**THINGS TO DO**
• a. Write out the stretch of the knitting post from "Here's a photo" through "to her size.".
• b. Resume the knitting post about the oversized cotton sweater sleeves, starting right after its final sentence.

**EXCERPT TO READ**
☆ ☆ ☆ ☆ ☆

Saturday, March 11, 2006

How not to knit sleeves on a cotton sweater

Sometimes, drastic problems call for drastic solutions.

Two years ago I began knitting this cotton cardigan for my daughter. It's a challenging pattern done in a worsted weight cotton. We measured and swatched and washed swatches and remeasured. Basically the sweater body came out to her satisfaction, but the sleeves were massively too large. This was discovered late last fall, shortly before her wedding. We said, OK try washing the sweater and see if the sleeves improve. Months passed, and finally one knitting group day, my daughter returned the sweater to me. The sleeves were just too large, could we do anything about it?

Here's a photo on the original sweater sleeve:



I confess I stuck the sweater in a drawer for awhile trying to decide what to do. I now understood how the sleeves came to be too big, besides the maybe too few decreases. I had adapted the pattern. Instead of knitting the sleeves as separate pieces using straight knitting needles, I had taken circular needles, picked up stitches all around the armhole and knitted down to the cuff. Normally, this is a very good idea. However with this cotton yarn, the circulars stretched the yarn, causing a bigger gauge. And that meant the sleeve was too wide by about 4 inches. My choices were to completely reknit two sleeves, using the original design, or to try and fit the current sleeves to her size.

☆ ☆ ☆ ☆ ☆

**ENTRIES PROVIDED**
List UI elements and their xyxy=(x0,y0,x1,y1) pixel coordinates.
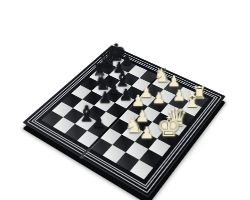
piece-white-king: ♚ xyxy=(156,113,181,141)
piece-white-pawn: ♟ xyxy=(139,126,154,143)
piece-black-pawn: ♟ xyxy=(91,115,106,131)
product-photo-scene: ♚♛♜♟♟♞♝♟♟♝♟♟♞♟♟♟♟♟♞♟♟♜♝♛♚ xyxy=(0,0,250,200)
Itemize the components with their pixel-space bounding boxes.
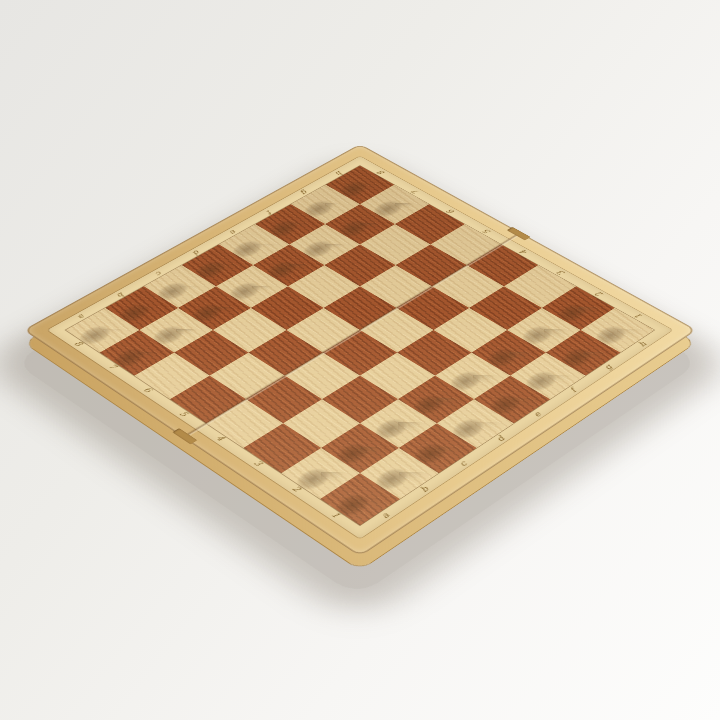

☆ ☆ ☆ ☆ ☆

**TASK RESPONSES**
• a.
Here's a photo on the original sweater sleeve:



I confess I stuck the sweater in a drawer for awhile trying to decide what to do. I now understood how the sleeves came to be too big, besides the maybe too few decreases. I had adapted the pattern. Instead of knitting the sleeves as separate pieces using straight knitting needles, I had taken circular needles, picked up stitches all around the armhole and knitted down to the cuff. Normally, this is a very good idea. However with this cotton yarn, the circulars stretched the yarn, causing a bigger gauge. And that meant the sleeve was too wide by about 4 inches. My choices were to completely reknit two sleeves, using the original design, or to try and fit the current sleeves to her size.

• b.
Nothing ventured, nothing gained the saying goes. If I cut and sewed the current sleeves and they didn't work, I was only back to reknitting them again with new yarn. Fortunately there was plenty of yarn left over, I had been knitting from large cones of cotton yarn and had a full cone left. So I switched my mindset from that of a knitter to that of a seamstress, and tackled the project of making the sleeve fit.

First I made a paper pattern piece of the way the sleeve would have been if knit flat. Here's a picture of the sleeve with the pattern piece on it, which shows how the sleeve had flaired too wide.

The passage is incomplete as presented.